**PROMPT:**
Copy out each of the rows below word for word, leaving none out.

Element placement rows
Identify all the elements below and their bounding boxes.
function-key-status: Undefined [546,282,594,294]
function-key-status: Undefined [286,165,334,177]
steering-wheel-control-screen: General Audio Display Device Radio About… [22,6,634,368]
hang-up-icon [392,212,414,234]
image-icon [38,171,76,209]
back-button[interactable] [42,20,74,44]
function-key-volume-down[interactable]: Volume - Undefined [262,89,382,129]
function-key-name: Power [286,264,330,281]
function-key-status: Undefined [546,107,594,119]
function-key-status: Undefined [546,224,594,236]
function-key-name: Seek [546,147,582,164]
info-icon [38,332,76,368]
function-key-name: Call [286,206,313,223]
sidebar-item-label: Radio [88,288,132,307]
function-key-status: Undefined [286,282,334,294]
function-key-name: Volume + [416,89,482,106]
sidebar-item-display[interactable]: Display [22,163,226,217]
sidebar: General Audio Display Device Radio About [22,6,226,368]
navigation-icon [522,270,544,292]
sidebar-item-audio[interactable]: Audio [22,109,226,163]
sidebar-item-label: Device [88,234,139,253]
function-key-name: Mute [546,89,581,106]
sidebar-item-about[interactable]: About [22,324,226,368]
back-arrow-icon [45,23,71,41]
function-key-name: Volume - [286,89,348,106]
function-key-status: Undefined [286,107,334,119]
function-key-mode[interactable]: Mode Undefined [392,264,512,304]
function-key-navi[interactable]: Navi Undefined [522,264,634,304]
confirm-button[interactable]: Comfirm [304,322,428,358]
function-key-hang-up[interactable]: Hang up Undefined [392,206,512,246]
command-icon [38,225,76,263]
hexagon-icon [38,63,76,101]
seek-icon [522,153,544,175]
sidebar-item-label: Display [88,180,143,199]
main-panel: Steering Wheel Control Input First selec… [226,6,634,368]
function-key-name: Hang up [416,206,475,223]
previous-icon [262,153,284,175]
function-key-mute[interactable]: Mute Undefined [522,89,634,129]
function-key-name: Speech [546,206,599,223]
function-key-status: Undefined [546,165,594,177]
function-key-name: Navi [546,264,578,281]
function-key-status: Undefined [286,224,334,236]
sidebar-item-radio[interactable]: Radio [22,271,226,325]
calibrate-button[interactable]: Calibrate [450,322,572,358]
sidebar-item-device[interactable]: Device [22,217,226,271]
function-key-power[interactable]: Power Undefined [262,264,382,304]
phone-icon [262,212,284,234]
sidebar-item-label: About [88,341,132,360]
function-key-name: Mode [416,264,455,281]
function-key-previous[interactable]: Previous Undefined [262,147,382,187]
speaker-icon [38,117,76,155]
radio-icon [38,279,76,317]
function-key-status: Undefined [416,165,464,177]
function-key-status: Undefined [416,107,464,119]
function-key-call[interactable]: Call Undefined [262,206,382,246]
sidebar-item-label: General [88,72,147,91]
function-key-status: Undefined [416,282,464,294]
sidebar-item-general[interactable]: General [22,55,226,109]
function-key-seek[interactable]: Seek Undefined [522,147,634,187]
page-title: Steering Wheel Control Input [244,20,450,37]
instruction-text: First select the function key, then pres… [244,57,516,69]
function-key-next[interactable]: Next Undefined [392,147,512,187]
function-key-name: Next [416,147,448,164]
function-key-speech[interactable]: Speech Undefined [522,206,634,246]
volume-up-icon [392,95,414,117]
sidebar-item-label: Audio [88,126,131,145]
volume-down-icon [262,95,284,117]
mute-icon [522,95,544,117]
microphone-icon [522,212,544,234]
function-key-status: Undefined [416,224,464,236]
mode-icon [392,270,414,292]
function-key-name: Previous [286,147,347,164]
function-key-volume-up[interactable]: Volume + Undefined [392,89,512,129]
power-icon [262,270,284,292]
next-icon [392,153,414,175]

**OUTPUT:**
Identify all the elements below and their bounding boxes.
function-key-status: Undefined [546,282,594,294]
function-key-status: Undefined [286,165,334,177]
steering-wheel-control-screen: General Audio Display Device Radio About… [22,6,634,368]
hang-up-icon [392,212,414,234]
image-icon [38,171,76,209]
back-button[interactable] [42,20,74,44]
function-key-volume-down[interactable]: Volume - Undefined [262,89,382,129]
function-key-name: Power [286,264,330,281]
function-key-status: Undefined [546,107,594,119]
function-key-status: Undefined [546,224,594,236]
function-key-name: Seek [546,147,582,164]
info-icon [38,332,76,368]
function-key-name: Call [286,206,313,223]
sidebar-item-label: Radio [88,288,132,307]
function-key-status: Undefined [286,282,334,294]
function-key-name: Volume + [416,89,482,106]
sidebar-item-display[interactable]: Display [22,163,226,217]
sidebar: General Audio Display Device Radio About [22,6,226,368]
navigation-icon [522,270,544,292]
sidebar-item-audio[interactable]: Audio [22,109,226,163]
sidebar-item-label: Device [88,234,139,253]
function-key-name: Mute [546,89,581,106]
sidebar-item-about[interactable]: About [22,324,226,368]
back-arrow-icon [45,23,71,41]
function-key-name: Volume - [286,89,348,106]
function-key-status: Undefined [286,107,334,119]
function-key-mode[interactable]: Mode Undefined [392,264,512,304]
function-key-navi[interactable]: Navi Undefined [522,264,634,304]
confirm-button[interactable]: Comfirm [304,322,428,358]
function-key-hang-up[interactable]: Hang up Undefined [392,206,512,246]
command-icon [38,225,76,263]
hexagon-icon [38,63,76,101]
seek-icon [522,153,544,175]
sidebar-item-label: Display [88,180,143,199]
main-panel: Steering Wheel Control Input First selec… [226,6,634,368]
function-key-name: Hang up [416,206,475,223]
previous-icon [262,153,284,175]
function-key-mute[interactable]: Mute Undefined [522,89,634,129]
function-key-name: Speech [546,206,599,223]
function-key-status: Undefined [546,165,594,177]
function-key-name: Navi [546,264,578,281]
function-key-status: Undefined [286,224,334,236]
sidebar-item-radio[interactable]: Radio [22,271,226,325]
calibrate-button[interactable]: Calibrate [450,322,572,358]
sidebar-item-device[interactable]: Device [22,217,226,271]
function-key-power[interactable]: Power Undefined [262,264,382,304]
phone-icon [262,212,284,234]
sidebar-item-label: About [88,341,132,360]
function-key-name: Mode [416,264,455,281]
function-key-previous[interactable]: Previous Undefined [262,147,382,187]
speaker-icon [38,117,76,155]
radio-icon [38,279,76,317]
function-key-status: Undefined [416,165,464,177]
function-key-status: Undefined [416,107,464,119]
function-key-call[interactable]: Call Undefined [262,206,382,246]
sidebar-item-label: General [88,72,147,91]
function-key-status: Undefined [416,282,464,294]
sidebar-item-general[interactable]: General [22,55,226,109]
function-key-seek[interactable]: Seek Undefined [522,147,634,187]
page-title: Steering Wheel Control Input [244,20,450,37]
instruction-text: First select the function key, then pres… [244,57,516,69]
function-key-next[interactable]: Next Undefined [392,147,512,187]
function-key-name: Next [416,147,448,164]
function-key-speech[interactable]: Speech Undefined [522,206,634,246]
volume-up-icon [392,95,414,117]
sidebar-item-label: Audio [88,126,131,145]
volume-down-icon [262,95,284,117]
mute-icon [522,95,544,117]
microphone-icon [522,212,544,234]
function-key-status: Undefined [416,224,464,236]
mode-icon [392,270,414,292]
function-key-name: Previous [286,147,347,164]
function-key-volume-up[interactable]: Volume + Undefined [392,89,512,129]
power-icon [262,270,284,292]
next-icon [392,153,414,175]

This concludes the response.